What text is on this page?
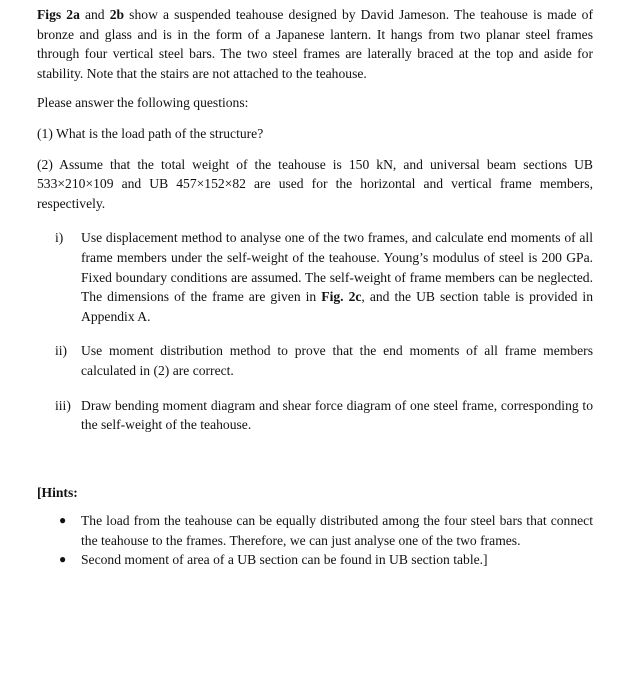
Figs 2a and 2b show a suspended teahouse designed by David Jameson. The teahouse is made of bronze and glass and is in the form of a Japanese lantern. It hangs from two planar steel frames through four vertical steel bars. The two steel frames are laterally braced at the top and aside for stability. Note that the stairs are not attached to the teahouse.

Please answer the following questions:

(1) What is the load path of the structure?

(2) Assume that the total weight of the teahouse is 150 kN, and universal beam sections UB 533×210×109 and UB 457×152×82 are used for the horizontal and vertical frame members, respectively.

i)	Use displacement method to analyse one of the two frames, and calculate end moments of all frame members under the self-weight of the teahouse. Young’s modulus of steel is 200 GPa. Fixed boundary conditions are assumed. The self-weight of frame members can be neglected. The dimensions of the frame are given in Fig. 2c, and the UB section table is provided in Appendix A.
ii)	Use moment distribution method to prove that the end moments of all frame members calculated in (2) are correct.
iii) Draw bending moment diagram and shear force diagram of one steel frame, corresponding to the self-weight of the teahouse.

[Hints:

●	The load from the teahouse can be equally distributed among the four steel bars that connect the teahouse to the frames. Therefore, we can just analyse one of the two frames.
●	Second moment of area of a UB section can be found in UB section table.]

---

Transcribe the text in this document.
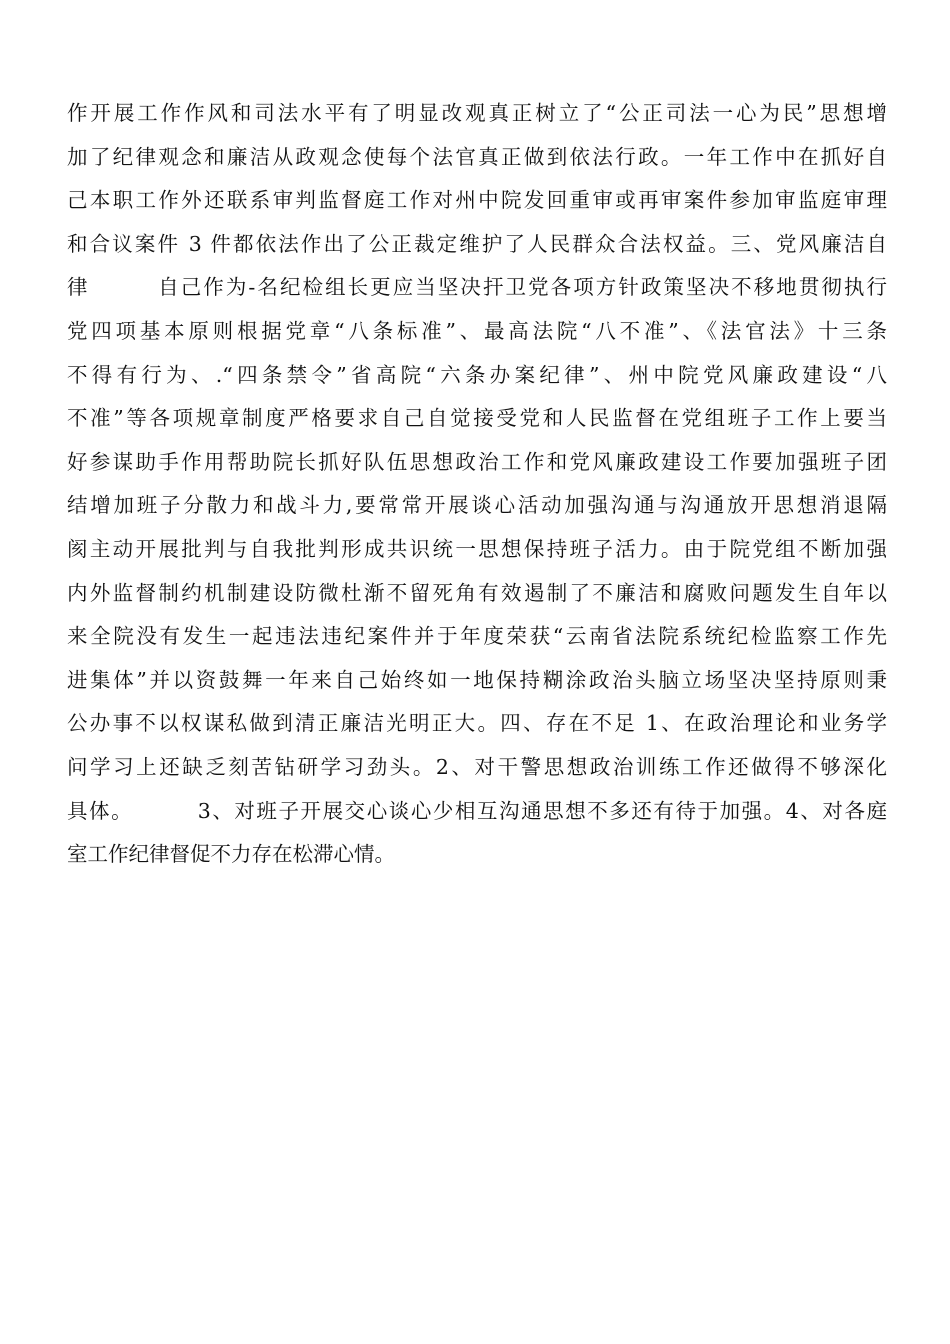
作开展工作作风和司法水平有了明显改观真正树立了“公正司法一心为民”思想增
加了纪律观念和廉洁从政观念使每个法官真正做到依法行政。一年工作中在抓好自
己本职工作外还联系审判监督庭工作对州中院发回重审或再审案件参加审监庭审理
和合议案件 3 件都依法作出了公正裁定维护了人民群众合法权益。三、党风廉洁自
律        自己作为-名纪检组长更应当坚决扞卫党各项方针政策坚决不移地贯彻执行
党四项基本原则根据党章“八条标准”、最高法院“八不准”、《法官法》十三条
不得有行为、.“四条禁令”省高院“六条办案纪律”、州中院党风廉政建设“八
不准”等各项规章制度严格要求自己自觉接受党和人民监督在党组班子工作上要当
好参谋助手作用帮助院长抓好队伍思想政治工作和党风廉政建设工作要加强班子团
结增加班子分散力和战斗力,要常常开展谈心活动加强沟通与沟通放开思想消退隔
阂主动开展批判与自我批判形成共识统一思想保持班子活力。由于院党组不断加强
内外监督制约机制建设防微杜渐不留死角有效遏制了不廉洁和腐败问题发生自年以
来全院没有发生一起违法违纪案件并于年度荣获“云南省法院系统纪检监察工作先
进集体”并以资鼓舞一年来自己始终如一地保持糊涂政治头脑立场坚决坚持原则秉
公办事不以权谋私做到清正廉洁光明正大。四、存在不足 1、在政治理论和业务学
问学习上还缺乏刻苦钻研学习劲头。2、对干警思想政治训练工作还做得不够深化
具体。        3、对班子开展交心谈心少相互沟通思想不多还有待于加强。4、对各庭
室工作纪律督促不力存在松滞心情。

Work to be completed =>
Among the entries above, how many lines include the word "four"? Reply with the number only.

Task solution =>
2